Request – Rename "change-item" to "revision-item" in everything from the start of the records down to the line containing "paragraph-drafting-rules: 本标准按照 GB/T", and give those lines back with nothing else changed.
- - - - -
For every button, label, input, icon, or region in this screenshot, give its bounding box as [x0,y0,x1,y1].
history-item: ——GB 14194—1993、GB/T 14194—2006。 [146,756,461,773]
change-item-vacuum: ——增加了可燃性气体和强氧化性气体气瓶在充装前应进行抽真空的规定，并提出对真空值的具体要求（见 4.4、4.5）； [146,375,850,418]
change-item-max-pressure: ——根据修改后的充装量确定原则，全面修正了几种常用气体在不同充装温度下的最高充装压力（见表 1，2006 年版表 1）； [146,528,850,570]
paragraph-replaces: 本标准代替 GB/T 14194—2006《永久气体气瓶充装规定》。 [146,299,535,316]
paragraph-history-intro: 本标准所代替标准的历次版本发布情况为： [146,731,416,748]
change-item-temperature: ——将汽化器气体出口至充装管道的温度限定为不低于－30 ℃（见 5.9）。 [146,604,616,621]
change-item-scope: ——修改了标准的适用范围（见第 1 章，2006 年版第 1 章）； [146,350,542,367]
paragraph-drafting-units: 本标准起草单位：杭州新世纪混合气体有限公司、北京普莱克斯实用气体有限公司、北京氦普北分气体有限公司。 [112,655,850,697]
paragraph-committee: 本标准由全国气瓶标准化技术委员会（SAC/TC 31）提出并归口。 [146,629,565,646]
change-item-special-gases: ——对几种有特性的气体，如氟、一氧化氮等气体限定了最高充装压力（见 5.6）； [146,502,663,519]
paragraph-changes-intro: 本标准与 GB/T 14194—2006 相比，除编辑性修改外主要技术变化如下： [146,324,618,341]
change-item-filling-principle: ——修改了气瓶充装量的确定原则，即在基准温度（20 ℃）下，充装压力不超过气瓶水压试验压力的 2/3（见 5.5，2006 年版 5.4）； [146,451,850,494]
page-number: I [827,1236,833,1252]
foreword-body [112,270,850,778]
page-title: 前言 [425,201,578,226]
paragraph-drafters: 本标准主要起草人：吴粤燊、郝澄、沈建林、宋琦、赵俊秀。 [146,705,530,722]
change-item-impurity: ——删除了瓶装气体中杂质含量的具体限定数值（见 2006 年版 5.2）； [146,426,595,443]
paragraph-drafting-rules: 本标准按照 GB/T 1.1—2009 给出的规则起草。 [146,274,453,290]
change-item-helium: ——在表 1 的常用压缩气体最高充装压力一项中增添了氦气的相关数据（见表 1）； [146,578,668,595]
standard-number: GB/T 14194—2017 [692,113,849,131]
- - - - -
Correct output –
For every button, label, input, icon, or region in this screenshot, give its bounding box as [x0,y0,x1,y1].
history-item: ——GB 14194—1993、GB/T 14194—2006。 [146,756,461,773]
revision-item-vacuum: ——增加了可燃性气体和强氧化性气体气瓶在充装前应进行抽真空的规定，并提出对真空值的具体要求（见 4.4、4.5）； [146,375,850,418]
revision-item-max-pressure: ——根据修改后的充装量确定原则，全面修正了几种常用气体在不同充装温度下的最高充装压力（见表 1，2006 年版表 1）； [146,528,850,570]
paragraph-replaces: 本标准代替 GB/T 14194—2006《永久气体气瓶充装规定》。 [146,299,535,316]
paragraph-history-intro: 本标准所代替标准的历次版本发布情况为： [146,731,416,748]
revision-item-temperature: ——将汽化器气体出口至充装管道的温度限定为不低于－30 ℃（见 5.9）。 [146,604,616,621]
revision-item-scope: ——修改了标准的适用范围（见第 1 章，2006 年版第 1 章）； [146,350,542,367]
paragraph-drafting-units: 本标准起草单位：杭州新世纪混合气体有限公司、北京普莱克斯实用气体有限公司、北京氦普北分气体有限公司。 [112,655,850,697]
paragraph-committee: 本标准由全国气瓶标准化技术委员会（SAC/TC 31）提出并归口。 [146,629,565,646]
revision-item-special-gases: ——对几种有特性的气体，如氟、一氧化氮等气体限定了最高充装压力（见 5.6）； [146,502,663,519]
paragraph-changes-intro: 本标准与 GB/T 14194—2006 相比，除编辑性修改外主要技术变化如下： [146,324,618,341]
revision-item-filling-principle: ——修改了气瓶充装量的确定原则，即在基准温度（20 ℃）下，充装压力不超过气瓶水压试验压力的 2/3（见 5.5，2006 年版 5.4）； [146,451,850,494]
page-number: I [827,1236,833,1252]
foreword-body [112,270,850,778]
page-title: 前言 [425,201,578,226]
paragraph-drafters: 本标准主要起草人：吴粤燊、郝澄、沈建林、宋琦、赵俊秀。 [146,705,530,722]
revision-item-impurity: ——删除了瓶装气体中杂质含量的具体限定数值（见 2006 年版 5.2）； [146,426,595,443]
paragraph-drafting-rules: 本标准按照 GB/T 1.1—2009 给出的规则起草。 [146,274,453,290]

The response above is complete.